* _Directive_
Output nothing but the number of lines that include the word "Time".

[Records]
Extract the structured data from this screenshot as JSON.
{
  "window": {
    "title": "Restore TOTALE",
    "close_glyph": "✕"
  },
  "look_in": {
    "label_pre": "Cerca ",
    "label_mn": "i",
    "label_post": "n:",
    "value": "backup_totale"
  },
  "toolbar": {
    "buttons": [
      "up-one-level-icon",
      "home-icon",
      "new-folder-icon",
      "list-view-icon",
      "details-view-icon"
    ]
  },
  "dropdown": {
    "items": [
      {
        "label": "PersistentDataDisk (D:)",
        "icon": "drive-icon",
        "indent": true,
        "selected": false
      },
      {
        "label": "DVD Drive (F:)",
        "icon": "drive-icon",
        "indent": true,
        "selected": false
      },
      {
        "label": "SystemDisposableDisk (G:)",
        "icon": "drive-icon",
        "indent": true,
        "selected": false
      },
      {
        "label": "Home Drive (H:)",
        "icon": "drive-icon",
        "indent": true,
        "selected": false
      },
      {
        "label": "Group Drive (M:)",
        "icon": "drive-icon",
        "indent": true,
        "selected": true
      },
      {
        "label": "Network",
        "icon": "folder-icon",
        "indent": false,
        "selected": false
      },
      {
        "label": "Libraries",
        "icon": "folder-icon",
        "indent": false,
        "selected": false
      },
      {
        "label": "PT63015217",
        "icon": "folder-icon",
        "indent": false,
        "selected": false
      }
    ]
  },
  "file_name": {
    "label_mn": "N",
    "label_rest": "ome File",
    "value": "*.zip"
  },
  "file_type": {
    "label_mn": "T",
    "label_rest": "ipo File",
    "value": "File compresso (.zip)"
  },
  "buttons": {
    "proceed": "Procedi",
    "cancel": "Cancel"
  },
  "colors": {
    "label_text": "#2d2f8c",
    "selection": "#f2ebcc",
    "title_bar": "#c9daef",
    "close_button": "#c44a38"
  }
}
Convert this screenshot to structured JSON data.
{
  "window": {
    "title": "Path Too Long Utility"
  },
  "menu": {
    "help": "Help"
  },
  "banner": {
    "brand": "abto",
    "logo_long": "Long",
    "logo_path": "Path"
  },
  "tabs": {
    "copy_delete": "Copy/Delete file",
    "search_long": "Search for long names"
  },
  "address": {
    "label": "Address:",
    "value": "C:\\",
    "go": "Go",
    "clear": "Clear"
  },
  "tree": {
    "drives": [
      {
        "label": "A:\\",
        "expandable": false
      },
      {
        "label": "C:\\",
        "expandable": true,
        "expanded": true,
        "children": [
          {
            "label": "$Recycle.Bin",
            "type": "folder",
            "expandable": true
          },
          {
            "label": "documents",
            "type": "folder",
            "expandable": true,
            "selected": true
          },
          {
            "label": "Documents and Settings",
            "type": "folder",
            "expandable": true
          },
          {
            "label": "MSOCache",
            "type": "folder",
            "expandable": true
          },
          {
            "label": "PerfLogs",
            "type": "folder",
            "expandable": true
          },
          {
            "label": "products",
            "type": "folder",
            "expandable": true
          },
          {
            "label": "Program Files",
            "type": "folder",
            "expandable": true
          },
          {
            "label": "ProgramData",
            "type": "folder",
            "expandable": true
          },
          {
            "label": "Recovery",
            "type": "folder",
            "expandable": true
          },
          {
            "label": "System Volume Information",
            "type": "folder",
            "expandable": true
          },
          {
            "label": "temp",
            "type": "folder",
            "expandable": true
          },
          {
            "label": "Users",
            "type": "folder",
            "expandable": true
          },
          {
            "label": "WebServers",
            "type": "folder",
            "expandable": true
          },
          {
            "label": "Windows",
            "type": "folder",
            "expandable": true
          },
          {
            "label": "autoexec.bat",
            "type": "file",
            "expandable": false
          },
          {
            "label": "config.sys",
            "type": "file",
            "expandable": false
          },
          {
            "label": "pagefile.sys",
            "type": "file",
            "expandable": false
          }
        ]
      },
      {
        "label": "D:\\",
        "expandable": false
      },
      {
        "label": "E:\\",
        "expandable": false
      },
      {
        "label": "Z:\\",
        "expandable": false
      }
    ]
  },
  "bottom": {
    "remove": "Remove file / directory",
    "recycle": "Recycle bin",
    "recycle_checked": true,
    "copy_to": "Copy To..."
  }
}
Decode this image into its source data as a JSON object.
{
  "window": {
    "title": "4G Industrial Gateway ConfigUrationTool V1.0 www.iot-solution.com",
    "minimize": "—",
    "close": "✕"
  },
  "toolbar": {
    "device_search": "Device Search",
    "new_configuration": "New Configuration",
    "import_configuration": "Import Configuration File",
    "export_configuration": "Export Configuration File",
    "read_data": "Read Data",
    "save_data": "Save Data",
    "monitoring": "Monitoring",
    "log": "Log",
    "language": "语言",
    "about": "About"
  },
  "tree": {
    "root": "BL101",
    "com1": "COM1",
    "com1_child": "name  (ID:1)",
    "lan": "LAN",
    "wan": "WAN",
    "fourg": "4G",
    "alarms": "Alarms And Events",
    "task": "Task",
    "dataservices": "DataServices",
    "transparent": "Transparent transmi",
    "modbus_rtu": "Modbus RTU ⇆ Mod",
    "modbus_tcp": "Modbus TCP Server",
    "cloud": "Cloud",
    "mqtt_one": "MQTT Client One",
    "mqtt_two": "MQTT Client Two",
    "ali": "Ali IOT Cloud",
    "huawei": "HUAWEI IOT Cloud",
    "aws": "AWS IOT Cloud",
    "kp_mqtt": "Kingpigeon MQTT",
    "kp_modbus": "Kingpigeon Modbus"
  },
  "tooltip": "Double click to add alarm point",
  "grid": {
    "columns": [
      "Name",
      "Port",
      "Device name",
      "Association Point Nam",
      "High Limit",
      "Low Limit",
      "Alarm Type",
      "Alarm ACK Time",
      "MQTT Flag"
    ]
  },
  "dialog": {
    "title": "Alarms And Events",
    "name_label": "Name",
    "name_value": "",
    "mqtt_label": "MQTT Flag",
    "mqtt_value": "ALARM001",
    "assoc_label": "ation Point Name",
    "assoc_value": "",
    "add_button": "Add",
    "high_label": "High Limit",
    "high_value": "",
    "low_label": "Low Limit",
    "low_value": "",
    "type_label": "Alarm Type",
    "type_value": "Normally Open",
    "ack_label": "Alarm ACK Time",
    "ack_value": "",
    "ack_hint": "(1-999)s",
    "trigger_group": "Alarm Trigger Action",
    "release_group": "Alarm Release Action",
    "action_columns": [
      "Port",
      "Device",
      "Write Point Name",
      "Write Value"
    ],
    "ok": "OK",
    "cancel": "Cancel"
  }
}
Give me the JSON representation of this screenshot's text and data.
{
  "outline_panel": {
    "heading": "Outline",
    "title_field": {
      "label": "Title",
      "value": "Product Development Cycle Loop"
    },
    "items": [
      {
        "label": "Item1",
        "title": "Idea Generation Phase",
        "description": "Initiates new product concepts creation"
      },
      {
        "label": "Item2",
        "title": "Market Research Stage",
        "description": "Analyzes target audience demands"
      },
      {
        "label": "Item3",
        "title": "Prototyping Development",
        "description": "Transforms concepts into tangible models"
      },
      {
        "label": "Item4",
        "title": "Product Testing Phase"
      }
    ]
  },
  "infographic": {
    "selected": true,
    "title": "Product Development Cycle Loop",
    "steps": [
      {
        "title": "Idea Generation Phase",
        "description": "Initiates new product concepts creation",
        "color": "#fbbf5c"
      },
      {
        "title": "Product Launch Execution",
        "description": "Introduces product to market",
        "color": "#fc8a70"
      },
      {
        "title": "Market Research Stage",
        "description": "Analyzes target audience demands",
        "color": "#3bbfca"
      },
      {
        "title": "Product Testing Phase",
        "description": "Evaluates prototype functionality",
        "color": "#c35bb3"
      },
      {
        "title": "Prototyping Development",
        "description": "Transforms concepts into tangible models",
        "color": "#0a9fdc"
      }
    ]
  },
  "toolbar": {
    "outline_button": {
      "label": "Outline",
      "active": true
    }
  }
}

* _Written answer_
2